| Task details |
Take each line containing the word "name" and copy it.

-- -- --

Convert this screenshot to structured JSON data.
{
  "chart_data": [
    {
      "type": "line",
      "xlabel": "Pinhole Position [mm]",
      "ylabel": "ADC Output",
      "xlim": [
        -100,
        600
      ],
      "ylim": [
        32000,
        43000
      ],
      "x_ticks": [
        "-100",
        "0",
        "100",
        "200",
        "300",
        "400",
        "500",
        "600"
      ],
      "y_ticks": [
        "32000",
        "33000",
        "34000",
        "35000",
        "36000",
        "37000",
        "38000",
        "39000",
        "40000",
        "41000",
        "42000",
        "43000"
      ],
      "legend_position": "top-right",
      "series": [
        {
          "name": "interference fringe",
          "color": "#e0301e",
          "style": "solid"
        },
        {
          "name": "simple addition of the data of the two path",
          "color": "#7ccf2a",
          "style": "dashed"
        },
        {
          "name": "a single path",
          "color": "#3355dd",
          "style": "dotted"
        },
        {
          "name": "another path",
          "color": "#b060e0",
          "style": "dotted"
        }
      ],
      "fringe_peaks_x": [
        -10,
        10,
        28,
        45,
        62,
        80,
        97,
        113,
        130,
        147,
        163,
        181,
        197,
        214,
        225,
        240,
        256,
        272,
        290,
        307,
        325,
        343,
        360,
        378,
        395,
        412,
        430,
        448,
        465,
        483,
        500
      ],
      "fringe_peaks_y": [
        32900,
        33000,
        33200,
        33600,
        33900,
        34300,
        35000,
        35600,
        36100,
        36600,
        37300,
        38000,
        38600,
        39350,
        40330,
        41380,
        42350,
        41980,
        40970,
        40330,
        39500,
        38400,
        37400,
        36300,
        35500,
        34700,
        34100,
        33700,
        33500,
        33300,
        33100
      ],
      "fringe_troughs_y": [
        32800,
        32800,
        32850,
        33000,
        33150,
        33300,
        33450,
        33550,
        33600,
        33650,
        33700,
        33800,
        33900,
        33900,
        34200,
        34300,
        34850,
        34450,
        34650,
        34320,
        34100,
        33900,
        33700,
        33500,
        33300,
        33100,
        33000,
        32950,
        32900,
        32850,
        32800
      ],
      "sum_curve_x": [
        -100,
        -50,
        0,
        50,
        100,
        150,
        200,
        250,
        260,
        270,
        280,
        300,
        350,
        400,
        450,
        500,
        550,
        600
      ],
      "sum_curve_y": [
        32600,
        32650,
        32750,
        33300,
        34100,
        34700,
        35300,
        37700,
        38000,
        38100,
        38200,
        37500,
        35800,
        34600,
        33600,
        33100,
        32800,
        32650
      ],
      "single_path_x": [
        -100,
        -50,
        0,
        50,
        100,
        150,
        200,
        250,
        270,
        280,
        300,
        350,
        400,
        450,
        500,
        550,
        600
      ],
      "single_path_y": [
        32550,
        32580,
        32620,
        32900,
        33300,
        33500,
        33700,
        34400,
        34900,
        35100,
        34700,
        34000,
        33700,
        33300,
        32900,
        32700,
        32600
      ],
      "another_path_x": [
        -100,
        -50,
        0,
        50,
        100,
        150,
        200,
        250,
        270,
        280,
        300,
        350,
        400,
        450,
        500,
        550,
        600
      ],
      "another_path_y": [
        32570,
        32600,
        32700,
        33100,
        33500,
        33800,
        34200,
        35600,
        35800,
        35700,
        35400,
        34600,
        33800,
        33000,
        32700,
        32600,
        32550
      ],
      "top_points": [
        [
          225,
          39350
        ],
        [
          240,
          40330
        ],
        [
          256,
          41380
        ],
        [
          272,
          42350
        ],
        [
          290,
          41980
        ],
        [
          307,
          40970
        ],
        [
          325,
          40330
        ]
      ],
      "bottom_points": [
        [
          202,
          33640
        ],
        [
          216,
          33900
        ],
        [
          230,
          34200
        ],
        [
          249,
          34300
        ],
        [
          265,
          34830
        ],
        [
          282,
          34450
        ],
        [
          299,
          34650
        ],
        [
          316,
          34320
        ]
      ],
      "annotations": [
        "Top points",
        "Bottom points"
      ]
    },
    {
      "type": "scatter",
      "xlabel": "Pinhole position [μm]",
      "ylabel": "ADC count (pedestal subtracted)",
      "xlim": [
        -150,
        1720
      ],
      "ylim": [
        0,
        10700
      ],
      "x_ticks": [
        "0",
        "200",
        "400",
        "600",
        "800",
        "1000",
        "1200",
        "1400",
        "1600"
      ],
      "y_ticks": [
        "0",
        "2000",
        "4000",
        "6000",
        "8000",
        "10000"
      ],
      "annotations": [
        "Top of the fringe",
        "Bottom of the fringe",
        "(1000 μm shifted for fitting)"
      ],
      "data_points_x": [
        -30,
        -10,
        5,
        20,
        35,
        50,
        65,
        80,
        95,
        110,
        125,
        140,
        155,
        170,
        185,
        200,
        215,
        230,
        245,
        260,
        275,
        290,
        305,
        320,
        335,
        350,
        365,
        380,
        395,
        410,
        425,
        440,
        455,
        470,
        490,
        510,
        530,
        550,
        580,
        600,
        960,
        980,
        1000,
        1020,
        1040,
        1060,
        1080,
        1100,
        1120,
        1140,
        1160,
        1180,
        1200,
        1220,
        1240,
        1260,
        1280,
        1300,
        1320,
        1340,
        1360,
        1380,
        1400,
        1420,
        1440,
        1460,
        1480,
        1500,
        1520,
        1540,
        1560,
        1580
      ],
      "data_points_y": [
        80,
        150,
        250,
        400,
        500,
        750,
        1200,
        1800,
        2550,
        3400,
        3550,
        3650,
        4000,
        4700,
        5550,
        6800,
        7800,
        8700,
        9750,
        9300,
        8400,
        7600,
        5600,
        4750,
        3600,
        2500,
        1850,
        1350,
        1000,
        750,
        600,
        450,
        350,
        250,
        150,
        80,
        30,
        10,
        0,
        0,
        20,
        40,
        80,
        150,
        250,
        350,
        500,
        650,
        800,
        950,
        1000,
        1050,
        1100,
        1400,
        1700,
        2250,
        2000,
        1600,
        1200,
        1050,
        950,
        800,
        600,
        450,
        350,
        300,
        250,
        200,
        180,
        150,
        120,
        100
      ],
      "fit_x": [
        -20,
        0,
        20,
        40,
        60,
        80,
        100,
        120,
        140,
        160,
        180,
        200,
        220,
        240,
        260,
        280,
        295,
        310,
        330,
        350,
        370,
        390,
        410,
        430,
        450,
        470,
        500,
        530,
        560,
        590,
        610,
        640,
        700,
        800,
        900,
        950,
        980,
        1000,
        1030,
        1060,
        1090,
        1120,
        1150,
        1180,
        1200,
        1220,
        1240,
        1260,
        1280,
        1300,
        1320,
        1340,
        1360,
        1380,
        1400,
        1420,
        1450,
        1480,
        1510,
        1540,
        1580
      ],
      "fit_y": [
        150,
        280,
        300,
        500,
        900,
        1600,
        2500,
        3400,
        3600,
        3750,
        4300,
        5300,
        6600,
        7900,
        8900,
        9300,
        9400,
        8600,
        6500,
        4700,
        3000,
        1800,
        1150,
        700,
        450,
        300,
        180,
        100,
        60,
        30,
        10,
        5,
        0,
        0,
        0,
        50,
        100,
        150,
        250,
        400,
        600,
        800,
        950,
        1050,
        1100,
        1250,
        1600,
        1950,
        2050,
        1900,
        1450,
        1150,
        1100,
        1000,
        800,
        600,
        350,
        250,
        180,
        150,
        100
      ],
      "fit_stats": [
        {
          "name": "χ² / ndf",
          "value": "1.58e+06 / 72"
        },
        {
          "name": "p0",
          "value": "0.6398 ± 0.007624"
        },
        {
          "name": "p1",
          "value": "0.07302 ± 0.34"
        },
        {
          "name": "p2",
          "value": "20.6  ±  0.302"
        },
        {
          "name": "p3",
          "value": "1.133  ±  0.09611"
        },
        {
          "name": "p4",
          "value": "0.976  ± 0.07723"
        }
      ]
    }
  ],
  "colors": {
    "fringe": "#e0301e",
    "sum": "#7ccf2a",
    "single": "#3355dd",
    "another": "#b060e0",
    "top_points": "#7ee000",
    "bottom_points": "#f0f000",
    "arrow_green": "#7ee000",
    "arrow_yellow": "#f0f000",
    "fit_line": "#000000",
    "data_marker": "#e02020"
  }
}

-- -- --

| Expected output |
          "name": "interference fringe",
          "name": "simple addition of the data of the two path",
          "name": "a single path",
          "name": "another path",
          "name": "χ² / ndf",
          "name": "p0",
          "name": "p1",
          "name": "p2",
          "name": "p3",
          "name": "p4",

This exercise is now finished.